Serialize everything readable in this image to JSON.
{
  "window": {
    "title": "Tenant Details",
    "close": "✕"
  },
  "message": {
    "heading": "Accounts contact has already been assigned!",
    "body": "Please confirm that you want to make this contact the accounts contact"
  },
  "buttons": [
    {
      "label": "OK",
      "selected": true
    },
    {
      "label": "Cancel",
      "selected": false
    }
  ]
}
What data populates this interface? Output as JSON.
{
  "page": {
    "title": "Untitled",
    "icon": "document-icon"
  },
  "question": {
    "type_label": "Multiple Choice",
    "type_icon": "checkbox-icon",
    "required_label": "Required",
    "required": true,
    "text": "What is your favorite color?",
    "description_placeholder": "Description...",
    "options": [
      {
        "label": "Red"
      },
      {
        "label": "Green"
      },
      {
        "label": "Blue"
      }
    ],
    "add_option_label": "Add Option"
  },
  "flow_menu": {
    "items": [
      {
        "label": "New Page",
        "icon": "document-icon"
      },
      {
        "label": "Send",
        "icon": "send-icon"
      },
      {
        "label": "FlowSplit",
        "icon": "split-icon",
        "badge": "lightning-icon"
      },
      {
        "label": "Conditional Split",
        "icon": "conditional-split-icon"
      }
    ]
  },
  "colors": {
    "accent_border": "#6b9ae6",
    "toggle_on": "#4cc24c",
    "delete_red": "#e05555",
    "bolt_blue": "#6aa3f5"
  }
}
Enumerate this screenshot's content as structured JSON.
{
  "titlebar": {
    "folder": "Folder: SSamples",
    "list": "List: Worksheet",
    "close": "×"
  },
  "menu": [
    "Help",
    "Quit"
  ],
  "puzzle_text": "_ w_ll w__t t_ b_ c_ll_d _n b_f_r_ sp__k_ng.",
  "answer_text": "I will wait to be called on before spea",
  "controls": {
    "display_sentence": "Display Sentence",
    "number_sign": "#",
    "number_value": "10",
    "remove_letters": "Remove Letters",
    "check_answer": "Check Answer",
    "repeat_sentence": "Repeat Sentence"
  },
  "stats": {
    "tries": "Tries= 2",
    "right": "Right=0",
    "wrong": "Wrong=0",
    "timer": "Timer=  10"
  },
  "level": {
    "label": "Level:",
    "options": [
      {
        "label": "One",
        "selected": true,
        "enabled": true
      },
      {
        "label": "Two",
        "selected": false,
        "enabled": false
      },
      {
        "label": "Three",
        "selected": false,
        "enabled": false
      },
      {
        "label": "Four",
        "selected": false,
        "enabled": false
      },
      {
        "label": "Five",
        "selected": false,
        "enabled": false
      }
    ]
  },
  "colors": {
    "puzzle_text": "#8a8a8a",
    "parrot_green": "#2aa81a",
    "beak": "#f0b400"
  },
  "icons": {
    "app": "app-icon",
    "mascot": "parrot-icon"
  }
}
- - - -
PROBLEM DETAILS ▸ Each line above must be reproduced exactly as it stands.

ANSWER TO THE EXERCISE ▸
Serialize everything readable in this image to JSON.
{
  "window": {
    "title": "Tenant Details",
    "close": "✕"
  },
  "message": {
    "heading": "Accounts contact has already been assigned!",
    "body": "Please confirm that you want to make this contact the accounts contact"
  },
  "buttons": [
    {
      "label": "OK",
      "selected": true
    },
    {
      "label": "Cancel",
      "selected": false
    }
  ]
}
What data populates this interface? Output as JSON.
{
  "page": {
    "title": "Untitled",
    "icon": "document-icon"
  },
  "question": {
    "type_label": "Multiple Choice",
    "type_icon": "checkbox-icon",
    "required_label": "Required",
    "required": true,
    "text": "What is your favorite color?",
    "description_placeholder": "Description...",
    "options": [
      {
        "label": "Red"
      },
      {
        "label": "Green"
      },
      {
        "label": "Blue"
      }
    ],
    "add_option_label": "Add Option"
  },
  "flow_menu": {
    "items": [
      {
        "label": "New Page",
        "icon": "document-icon"
      },
      {
        "label": "Send",
        "icon": "send-icon"
      },
      {
        "label": "FlowSplit",
        "icon": "split-icon",
        "badge": "lightning-icon"
      },
      {
        "label": "Conditional Split",
        "icon": "conditional-split-icon"
      }
    ]
  },
  "colors": {
    "accent_border": "#6b9ae6",
    "toggle_on": "#4cc24c",
    "delete_red": "#e05555",
    "bolt_blue": "#6aa3f5"
  }
}
Enumerate this screenshot's content as structured JSON.
{
  "titlebar": {
    "folder": "Folder: SSamples",
    "list": "List: Worksheet",
    "close": "×"
  },
  "menu": [
    "Help",
    "Quit"
  ],
  "puzzle_text": "_ w_ll w__t t_ b_ c_ll_d _n b_f_r_ sp__k_ng.",
  "answer_text": "I will wait to be called on before spea",
  "controls": {
    "display_sentence": "Display Sentence",
    "number_sign": "#",
    "number_value": "10",
    "remove_letters": "Remove Letters",
    "check_answer": "Check Answer",
    "repeat_sentence": "Repeat Sentence"
  },
  "stats": {
    "tries": "Tries= 2",
    "right": "Right=0",
    "wrong": "Wrong=0",
    "timer": "Timer=  10"
  },
  "level": {
    "label": "Level:",
    "options": [
      {
        "label": "One",
        "selected": true,
        "enabled": true
      },
      {
        "label": "Two",
        "selected": false,
        "enabled": false
      },
      {
        "label": "Three",
        "selected": false,
        "enabled": false
      },
      {
        "label": "Four",
        "selected": false,
        "enabled": false
      },
      {
        "label": "Five",
        "selected": false,
        "enabled": false
      }
    ]
  },
  "colors": {
    "puzzle_text": "#8a8a8a",
    "parrot_green": "#2aa81a",
    "beak": "#f0b400"
  },
  "icons": {
    "app": "app-icon",
    "mascot": "parrot-icon"
  }
}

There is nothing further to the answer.